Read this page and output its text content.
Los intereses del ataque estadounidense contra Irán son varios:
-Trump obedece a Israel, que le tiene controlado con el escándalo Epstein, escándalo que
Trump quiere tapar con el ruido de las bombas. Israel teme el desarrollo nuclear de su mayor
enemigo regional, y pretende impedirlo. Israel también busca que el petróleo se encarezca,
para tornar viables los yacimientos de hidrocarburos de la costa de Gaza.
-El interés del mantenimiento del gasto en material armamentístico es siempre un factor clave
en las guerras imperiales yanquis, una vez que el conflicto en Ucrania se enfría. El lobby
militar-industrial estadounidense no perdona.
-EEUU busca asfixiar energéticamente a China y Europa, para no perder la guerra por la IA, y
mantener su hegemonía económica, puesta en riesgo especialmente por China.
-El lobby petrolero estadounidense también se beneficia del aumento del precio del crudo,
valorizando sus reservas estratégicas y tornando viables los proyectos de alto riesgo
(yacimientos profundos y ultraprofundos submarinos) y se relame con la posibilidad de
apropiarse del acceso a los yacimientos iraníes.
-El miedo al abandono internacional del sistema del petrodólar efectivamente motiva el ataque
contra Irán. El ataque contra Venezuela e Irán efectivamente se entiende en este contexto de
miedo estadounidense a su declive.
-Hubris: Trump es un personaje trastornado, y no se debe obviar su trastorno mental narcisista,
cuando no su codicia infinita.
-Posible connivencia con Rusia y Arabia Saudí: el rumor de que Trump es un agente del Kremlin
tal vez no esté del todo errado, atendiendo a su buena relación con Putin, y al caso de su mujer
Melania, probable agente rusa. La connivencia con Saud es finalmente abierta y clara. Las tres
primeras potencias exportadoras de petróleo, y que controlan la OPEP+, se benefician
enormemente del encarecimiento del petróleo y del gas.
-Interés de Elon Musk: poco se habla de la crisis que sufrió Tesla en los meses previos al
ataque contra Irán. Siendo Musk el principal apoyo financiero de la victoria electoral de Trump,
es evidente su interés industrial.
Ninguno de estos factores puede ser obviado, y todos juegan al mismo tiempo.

Task description. Go through the entries above and pull out each line with "Trump" in it.

Completed exercise.
-Trump obedece a Israel, que le tiene controlado con el escándalo Epstein, escándalo que
Trump quiere tapar con el ruido de las bombas. Israel teme el desarrollo nuclear de su mayor
-Hubris: Trump es un personaje trastornado, y no se debe obviar su trastorno mental narcisista,
-Posible connivencia con Rusia y Arabia Saudí: el rumor de que Trump es un agente del Kremlin
ataque contra Irán. Siendo Musk el principal apoyo financiero de la victoria electoral de Trump,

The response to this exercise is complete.